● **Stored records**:
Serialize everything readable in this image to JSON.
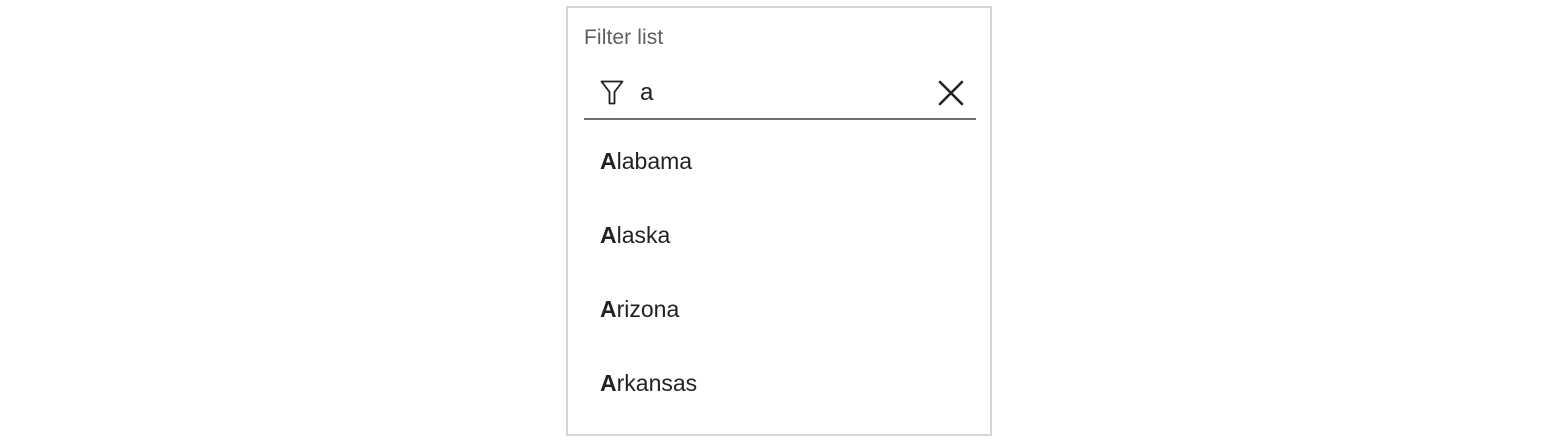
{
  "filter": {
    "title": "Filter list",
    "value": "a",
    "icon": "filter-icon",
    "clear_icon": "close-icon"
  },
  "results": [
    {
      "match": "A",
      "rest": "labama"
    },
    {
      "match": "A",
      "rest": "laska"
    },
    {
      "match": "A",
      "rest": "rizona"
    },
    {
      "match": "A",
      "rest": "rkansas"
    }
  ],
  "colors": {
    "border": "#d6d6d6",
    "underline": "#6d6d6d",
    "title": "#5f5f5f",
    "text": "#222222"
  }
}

--

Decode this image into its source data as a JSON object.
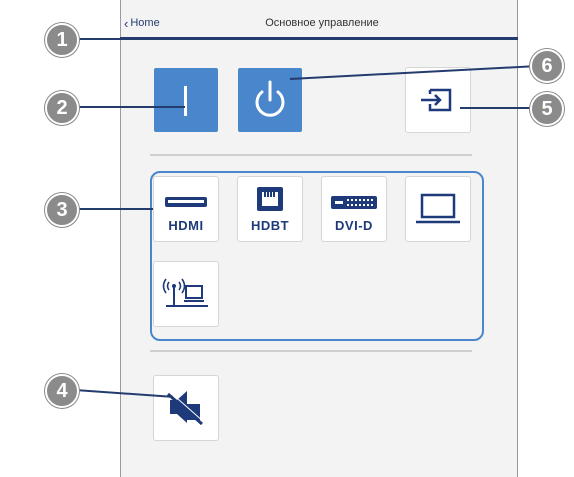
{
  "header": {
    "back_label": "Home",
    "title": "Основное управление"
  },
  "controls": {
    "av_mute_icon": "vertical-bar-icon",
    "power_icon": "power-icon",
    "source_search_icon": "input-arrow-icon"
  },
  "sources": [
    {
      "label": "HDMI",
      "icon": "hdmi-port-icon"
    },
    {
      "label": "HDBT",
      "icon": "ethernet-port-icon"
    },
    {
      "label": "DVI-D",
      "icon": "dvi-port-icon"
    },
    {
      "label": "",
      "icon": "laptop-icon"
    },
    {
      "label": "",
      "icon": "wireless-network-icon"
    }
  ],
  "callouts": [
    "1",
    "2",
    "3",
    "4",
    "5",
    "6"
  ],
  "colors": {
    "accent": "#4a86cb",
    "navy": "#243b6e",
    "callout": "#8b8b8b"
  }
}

● **GIVEN EXERCISE**: Report the count of lines in the entries that contain the string "title", and nothing besides it.

● **THE RESULT**: 3